### THE REQUEST
Output each entry that follows exactly. Images stay out.

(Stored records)
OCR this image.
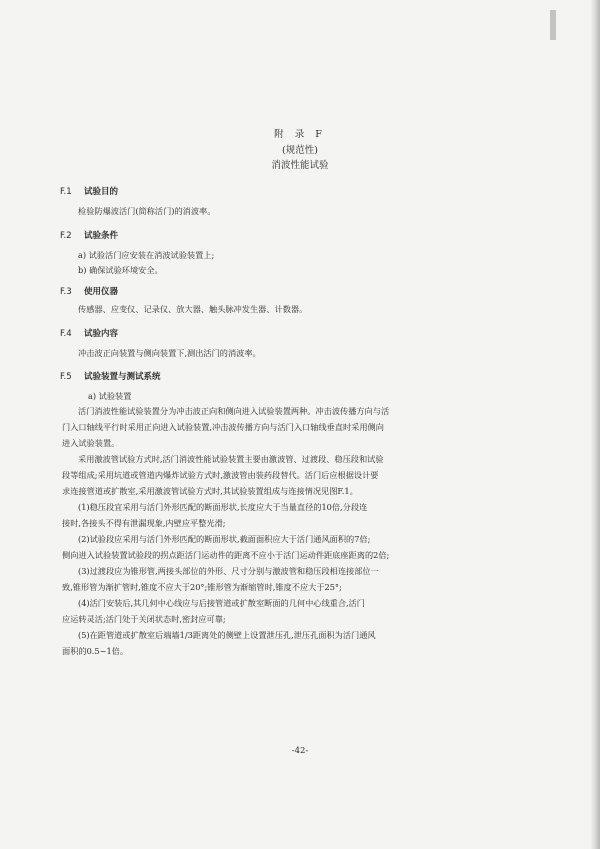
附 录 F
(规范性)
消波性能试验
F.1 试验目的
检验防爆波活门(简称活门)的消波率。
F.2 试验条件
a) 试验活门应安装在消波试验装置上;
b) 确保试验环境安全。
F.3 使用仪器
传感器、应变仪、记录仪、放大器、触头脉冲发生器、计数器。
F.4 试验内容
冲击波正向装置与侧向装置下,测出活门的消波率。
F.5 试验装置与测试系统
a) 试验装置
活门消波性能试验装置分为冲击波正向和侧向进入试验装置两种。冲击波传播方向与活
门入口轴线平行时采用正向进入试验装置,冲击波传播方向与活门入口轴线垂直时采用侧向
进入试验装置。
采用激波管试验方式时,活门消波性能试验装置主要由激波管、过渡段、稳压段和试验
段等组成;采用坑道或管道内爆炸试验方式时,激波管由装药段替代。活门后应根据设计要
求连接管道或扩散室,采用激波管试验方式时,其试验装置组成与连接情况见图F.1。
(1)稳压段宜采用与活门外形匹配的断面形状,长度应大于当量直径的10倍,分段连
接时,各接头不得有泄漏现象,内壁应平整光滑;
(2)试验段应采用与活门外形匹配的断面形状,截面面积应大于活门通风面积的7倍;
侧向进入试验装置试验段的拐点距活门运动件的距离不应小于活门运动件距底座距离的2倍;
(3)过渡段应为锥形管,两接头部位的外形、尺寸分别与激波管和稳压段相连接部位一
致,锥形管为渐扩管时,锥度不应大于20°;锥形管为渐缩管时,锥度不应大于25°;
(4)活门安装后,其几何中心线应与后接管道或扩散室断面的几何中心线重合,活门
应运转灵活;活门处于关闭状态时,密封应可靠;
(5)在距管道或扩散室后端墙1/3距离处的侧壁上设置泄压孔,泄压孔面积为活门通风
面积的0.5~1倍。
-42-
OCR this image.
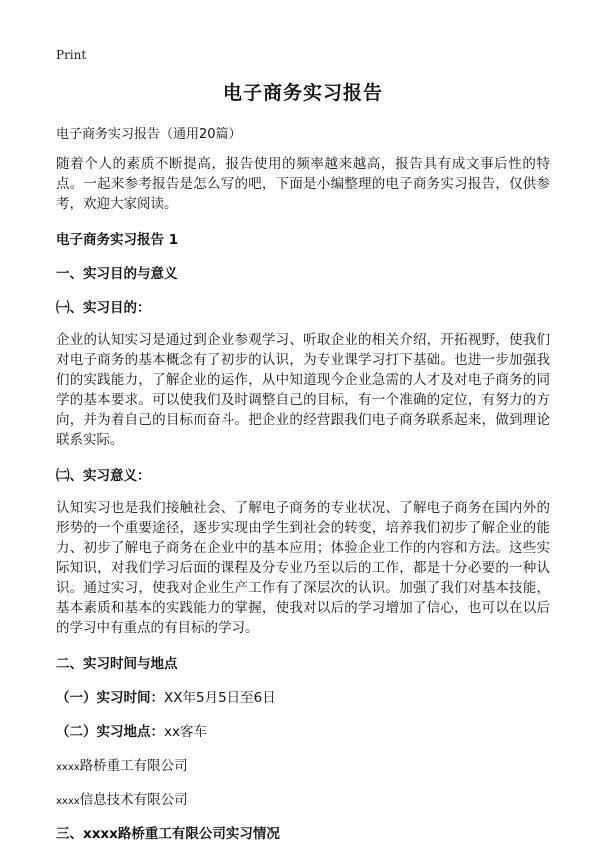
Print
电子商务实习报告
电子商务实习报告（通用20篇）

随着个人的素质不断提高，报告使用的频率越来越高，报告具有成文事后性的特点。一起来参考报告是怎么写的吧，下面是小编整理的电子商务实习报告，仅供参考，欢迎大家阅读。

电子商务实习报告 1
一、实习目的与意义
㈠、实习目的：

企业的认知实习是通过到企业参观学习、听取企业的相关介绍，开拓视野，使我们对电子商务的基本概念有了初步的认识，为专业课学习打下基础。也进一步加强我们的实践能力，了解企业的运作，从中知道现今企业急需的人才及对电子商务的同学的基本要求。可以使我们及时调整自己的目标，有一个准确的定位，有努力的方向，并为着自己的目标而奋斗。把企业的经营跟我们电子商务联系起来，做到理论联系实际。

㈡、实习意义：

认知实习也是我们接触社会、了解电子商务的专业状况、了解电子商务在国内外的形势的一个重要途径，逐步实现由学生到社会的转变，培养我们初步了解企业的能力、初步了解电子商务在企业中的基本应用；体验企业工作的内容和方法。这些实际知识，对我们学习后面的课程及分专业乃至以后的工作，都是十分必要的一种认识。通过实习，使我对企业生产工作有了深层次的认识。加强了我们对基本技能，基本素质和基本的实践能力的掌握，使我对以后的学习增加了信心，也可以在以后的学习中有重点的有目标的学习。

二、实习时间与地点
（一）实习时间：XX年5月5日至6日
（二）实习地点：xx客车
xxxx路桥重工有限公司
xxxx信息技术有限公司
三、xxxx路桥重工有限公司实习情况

### CORRECT RESPONSE
OCR this image.
附 录 F
(规范性)
消波性能试验
F.1 试验目的
检验防爆波活门(简称活门)的消波率。
F.2 试验条件
a) 试验活门应安装在消波试验装置上;
b) 确保试验环境安全。
F.3 使用仪器
传感器、应变仪、记录仪、放大器、触头脉冲发生器、计数器。
F.4 试验内容
冲击波正向装置与侧向装置下,测出活门的消波率。
F.5 试验装置与测试系统
a) 试验装置
活门消波性能试验装置分为冲击波正向和侧向进入试验装置两种。冲击波传播方向与活
门入口轴线平行时采用正向进入试验装置,冲击波传播方向与活门入口轴线垂直时采用侧向
进入试验装置。
采用激波管试验方式时,活门消波性能试验装置主要由激波管、过渡段、稳压段和试验
段等组成;采用坑道或管道内爆炸试验方式时,激波管由装药段替代。活门后应根据设计要
求连接管道或扩散室,采用激波管试验方式时,其试验装置组成与连接情况见图F.1。
(1)稳压段宜采用与活门外形匹配的断面形状,长度应大于当量直径的10倍,分段连
接时,各接头不得有泄漏现象,内壁应平整光滑;
(2)试验段应采用与活门外形匹配的断面形状,截面面积应大于活门通风面积的7倍;
侧向进入试验装置试验段的拐点距活门运动件的距离不应小于活门运动件距底座距离的2倍;
(3)过渡段应为锥形管,两接头部位的外形、尺寸分别与激波管和稳压段相连接部位一
致,锥形管为渐扩管时,锥度不应大于20°;锥形管为渐缩管时,锥度不应大于25°;
(4)活门安装后,其几何中心线应与后接管道或扩散室断面的几何中心线重合,活门
应运转灵活;活门处于关闭状态时,密封应可靠;
(5)在距管道或扩散室后端墙1/3距离处的侧壁上设置泄压孔,泄压孔面积为活门通风
面积的0.5~1倍。
-42-
OCR this image.
Print
电子商务实习报告
电子商务实习报告（通用20篇）

随着个人的素质不断提高，报告使用的频率越来越高，报告具有成文事后性的特点。一起来参考报告是怎么写的吧，下面是小编整理的电子商务实习报告，仅供参考，欢迎大家阅读。

电子商务实习报告 1
一、实习目的与意义
㈠、实习目的：

企业的认知实习是通过到企业参观学习、听取企业的相关介绍，开拓视野，使我们对电子商务的基本概念有了初步的认识，为专业课学习打下基础。也进一步加强我们的实践能力，了解企业的运作，从中知道现今企业急需的人才及对电子商务的同学的基本要求。可以使我们及时调整自己的目标，有一个准确的定位，有努力的方向，并为着自己的目标而奋斗。把企业的经营跟我们电子商务联系起来，做到理论联系实际。

㈡、实习意义：

认知实习也是我们接触社会、了解电子商务的专业状况、了解电子商务在国内外的形势的一个重要途径，逐步实现由学生到社会的转变，培养我们初步了解企业的能力、初步了解电子商务在企业中的基本应用；体验企业工作的内容和方法。这些实际知识，对我们学习后面的课程及分专业乃至以后的工作，都是十分必要的一种认识。通过实习，使我对企业生产工作有了深层次的认识。加强了我们对基本技能，基本素质和基本的实践能力的掌握，使我对以后的学习增加了信心，也可以在以后的学习中有重点的有目标的学习。

二、实习时间与地点
（一）实习时间：XX年5月5日至6日
（二）实习地点：xx客车
xxxx路桥重工有限公司
xxxx信息技术有限公司
三、xxxx路桥重工有限公司实习情况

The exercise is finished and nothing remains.